> **WHAT THE TASK ASKS**:
Please print all of the material below, word for word.

====== INFORMATION SUPPLIED ======

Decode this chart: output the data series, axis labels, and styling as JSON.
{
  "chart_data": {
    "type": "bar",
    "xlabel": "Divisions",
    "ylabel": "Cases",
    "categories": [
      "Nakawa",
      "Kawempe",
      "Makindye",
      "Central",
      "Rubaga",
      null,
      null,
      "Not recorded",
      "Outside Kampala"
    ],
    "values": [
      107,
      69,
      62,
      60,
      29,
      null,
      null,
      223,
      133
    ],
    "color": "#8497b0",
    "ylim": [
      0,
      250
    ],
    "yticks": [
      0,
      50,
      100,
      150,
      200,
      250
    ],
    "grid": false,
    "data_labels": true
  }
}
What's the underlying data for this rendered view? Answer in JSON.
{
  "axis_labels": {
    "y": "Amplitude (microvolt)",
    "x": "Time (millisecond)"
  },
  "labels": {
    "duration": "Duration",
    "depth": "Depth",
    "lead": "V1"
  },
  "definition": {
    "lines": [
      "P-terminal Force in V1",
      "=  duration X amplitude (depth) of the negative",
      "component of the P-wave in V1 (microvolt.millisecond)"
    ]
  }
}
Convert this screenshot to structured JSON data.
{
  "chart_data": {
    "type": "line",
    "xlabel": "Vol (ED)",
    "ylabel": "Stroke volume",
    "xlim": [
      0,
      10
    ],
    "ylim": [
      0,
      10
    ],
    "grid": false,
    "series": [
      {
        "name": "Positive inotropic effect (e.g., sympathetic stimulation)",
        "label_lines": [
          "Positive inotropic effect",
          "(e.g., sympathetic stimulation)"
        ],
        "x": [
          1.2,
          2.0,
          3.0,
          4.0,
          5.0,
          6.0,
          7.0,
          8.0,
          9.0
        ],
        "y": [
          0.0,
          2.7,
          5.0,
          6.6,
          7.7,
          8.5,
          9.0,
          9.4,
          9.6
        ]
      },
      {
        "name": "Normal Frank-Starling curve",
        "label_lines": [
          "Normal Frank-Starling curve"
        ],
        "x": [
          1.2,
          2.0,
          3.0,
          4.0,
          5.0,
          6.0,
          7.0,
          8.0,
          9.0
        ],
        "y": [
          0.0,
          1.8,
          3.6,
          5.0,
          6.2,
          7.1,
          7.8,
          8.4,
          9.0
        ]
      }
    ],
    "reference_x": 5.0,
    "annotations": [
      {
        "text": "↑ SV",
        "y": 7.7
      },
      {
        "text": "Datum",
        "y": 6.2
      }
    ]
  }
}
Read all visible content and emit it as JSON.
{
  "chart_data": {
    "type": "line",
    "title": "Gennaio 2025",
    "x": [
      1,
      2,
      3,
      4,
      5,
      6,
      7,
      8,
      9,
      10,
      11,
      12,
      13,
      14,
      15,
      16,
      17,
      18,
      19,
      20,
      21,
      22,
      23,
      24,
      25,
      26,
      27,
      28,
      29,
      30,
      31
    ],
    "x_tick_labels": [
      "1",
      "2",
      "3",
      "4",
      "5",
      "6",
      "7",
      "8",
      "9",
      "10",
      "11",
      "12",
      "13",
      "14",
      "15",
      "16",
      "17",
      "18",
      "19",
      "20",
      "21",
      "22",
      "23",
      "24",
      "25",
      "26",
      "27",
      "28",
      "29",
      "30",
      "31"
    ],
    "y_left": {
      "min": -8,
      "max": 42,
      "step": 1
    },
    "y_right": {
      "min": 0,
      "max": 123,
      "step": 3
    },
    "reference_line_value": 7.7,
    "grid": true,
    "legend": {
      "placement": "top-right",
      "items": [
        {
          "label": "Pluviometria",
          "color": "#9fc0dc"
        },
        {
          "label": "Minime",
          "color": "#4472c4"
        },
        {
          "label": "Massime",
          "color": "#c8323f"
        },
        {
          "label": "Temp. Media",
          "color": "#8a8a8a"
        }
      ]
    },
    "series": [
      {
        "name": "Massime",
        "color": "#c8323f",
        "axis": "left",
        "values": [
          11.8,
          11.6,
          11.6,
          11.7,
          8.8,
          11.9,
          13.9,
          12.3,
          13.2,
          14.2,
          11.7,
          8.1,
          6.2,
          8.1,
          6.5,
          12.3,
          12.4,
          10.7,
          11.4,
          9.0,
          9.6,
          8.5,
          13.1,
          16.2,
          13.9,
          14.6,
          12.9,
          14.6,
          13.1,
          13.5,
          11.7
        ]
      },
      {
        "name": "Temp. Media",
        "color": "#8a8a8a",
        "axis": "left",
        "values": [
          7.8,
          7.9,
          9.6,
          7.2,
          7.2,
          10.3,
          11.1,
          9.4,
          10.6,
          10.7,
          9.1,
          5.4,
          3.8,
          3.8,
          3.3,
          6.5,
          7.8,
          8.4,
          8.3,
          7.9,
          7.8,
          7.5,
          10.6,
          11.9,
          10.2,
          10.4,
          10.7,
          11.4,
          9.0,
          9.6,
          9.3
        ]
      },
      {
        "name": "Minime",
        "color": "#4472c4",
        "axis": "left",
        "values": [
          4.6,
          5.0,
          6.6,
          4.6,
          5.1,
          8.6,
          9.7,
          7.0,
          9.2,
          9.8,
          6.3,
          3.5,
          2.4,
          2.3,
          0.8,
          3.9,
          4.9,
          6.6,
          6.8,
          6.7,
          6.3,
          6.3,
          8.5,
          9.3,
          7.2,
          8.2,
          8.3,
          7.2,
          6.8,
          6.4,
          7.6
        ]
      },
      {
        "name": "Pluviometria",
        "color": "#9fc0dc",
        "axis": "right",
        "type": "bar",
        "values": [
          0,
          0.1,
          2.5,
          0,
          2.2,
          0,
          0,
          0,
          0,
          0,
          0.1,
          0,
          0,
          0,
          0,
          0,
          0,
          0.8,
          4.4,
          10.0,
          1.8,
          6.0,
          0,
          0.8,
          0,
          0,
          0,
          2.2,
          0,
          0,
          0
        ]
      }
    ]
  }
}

======

> **REPLY**:
Decode this chart: output the data series, axis labels, and styling as JSON.
{
  "chart_data": {
    "type": "bar",
    "xlabel": "Divisions",
    "ylabel": "Cases",
    "categories": [
      "Nakawa",
      "Kawempe",
      "Makindye",
      "Central",
      "Rubaga",
      null,
      null,
      "Not recorded",
      "Outside Kampala"
    ],
    "values": [
      107,
      69,
      62,
      60,
      29,
      null,
      null,
      223,
      133
    ],
    "color": "#8497b0",
    "ylim": [
      0,
      250
    ],
    "yticks": [
      0,
      50,
      100,
      150,
      200,
      250
    ],
    "grid": false,
    "data_labels": true
  }
}
What's the underlying data for this rendered view? Answer in JSON.
{
  "axis_labels": {
    "y": "Amplitude (microvolt)",
    "x": "Time (millisecond)"
  },
  "labels": {
    "duration": "Duration",
    "depth": "Depth",
    "lead": "V1"
  },
  "definition": {
    "lines": [
      "P-terminal Force in V1",
      "=  duration X amplitude (depth) of the negative",
      "component of the P-wave in V1 (microvolt.millisecond)"
    ]
  }
}
Convert this screenshot to structured JSON data.
{
  "chart_data": {
    "type": "line",
    "xlabel": "Vol (ED)",
    "ylabel": "Stroke volume",
    "xlim": [
      0,
      10
    ],
    "ylim": [
      0,
      10
    ],
    "grid": false,
    "series": [
      {
        "name": "Positive inotropic effect (e.g., sympathetic stimulation)",
        "label_lines": [
          "Positive inotropic effect",
          "(e.g., sympathetic stimulation)"
        ],
        "x": [
          1.2,
          2.0,
          3.0,
          4.0,
          5.0,
          6.0,
          7.0,
          8.0,
          9.0
        ],
        "y": [
          0.0,
          2.7,
          5.0,
          6.6,
          7.7,
          8.5,
          9.0,
          9.4,
          9.6
        ]
      },
      {
        "name": "Normal Frank-Starling curve",
        "label_lines": [
          "Normal Frank-Starling curve"
        ],
        "x": [
          1.2,
          2.0,
          3.0,
          4.0,
          5.0,
          6.0,
          7.0,
          8.0,
          9.0
        ],
        "y": [
          0.0,
          1.8,
          3.6,
          5.0,
          6.2,
          7.1,
          7.8,
          8.4,
          9.0
        ]
      }
    ],
    "reference_x": 5.0,
    "annotations": [
      {
        "text": "↑ SV",
        "y": 7.7
      },
      {
        "text": "Datum",
        "y": 6.2
      }
    ]
  }
}
Read all visible content and emit it as JSON.
{
  "chart_data": {
    "type": "line",
    "title": "Gennaio 2025",
    "x": [
      1,
      2,
      3,
      4,
      5,
      6,
      7,
      8,
      9,
      10,
      11,
      12,
      13,
      14,
      15,
      16,
      17,
      18,
      19,
      20,
      21,
      22,
      23,
      24,
      25,
      26,
      27,
      28,
      29,
      30,
      31
    ],
    "x_tick_labels": [
      "1",
      "2",
      "3",
      "4",
      "5",
      "6",
      "7",
      "8",
      "9",
      "10",
      "11",
      "12",
      "13",
      "14",
      "15",
      "16",
      "17",
      "18",
      "19",
      "20",
      "21",
      "22",
      "23",
      "24",
      "25",
      "26",
      "27",
      "28",
      "29",
      "30",
      "31"
    ],
    "y_left": {
      "min": -8,
      "max": 42,
      "step": 1
    },
    "y_right": {
      "min": 0,
      "max": 123,
      "step": 3
    },
    "reference_line_value": 7.7,
    "grid": true,
    "legend": {
      "placement": "top-right",
      "items": [
        {
          "label": "Pluviometria",
          "color": "#9fc0dc"
        },
        {
          "label": "Minime",
          "color": "#4472c4"
        },
        {
          "label": "Massime",
          "color": "#c8323f"
        },
        {
          "label": "Temp. Media",
          "color": "#8a8a8a"
        }
      ]
    },
    "series": [
      {
        "name": "Massime",
        "color": "#c8323f",
        "axis": "left",
        "values": [
          11.8,
          11.6,
          11.6,
          11.7,
          8.8,
          11.9,
          13.9,
          12.3,
          13.2,
          14.2,
          11.7,
          8.1,
          6.2,
          8.1,
          6.5,
          12.3,
          12.4,
          10.7,
          11.4,
          9.0,
          9.6,
          8.5,
          13.1,
          16.2,
          13.9,
          14.6,
          12.9,
          14.6,
          13.1,
          13.5,
          11.7
        ]
      },
      {
        "name": "Temp. Media",
        "color": "#8a8a8a",
        "axis": "left",
        "values": [
          7.8,
          7.9,
          9.6,
          7.2,
          7.2,
          10.3,
          11.1,
          9.4,
          10.6,
          10.7,
          9.1,
          5.4,
          3.8,
          3.8,
          3.3,
          6.5,
          7.8,
          8.4,
          8.3,
          7.9,
          7.8,
          7.5,
          10.6,
          11.9,
          10.2,
          10.4,
          10.7,
          11.4,
          9.0,
          9.6,
          9.3
        ]
      },
      {
        "name": "Minime",
        "color": "#4472c4",
        "axis": "left",
        "values": [
          4.6,
          5.0,
          6.6,
          4.6,
          5.1,
          8.6,
          9.7,
          7.0,
          9.2,
          9.8,
          6.3,
          3.5,
          2.4,
          2.3,
          0.8,
          3.9,
          4.9,
          6.6,
          6.8,
          6.7,
          6.3,
          6.3,
          8.5,
          9.3,
          7.2,
          8.2,
          8.3,
          7.2,
          6.8,
          6.4,
          7.6
        ]
      },
      {
        "name": "Pluviometria",
        "color": "#9fc0dc",
        "axis": "right",
        "type": "bar",
        "values": [
          0,
          0.1,
          2.5,
          0,
          2.2,
          0,
          0,
          0,
          0,
          0,
          0.1,
          0,
          0,
          0,
          0,
          0,
          0,
          0.8,
          4.4,
          10.0,
          1.8,
          6.0,
          0,
          0.8,
          0,
          0,
          0,
          2.2,
          0,
          0,
          0
        ]
      }
    ]
  }
}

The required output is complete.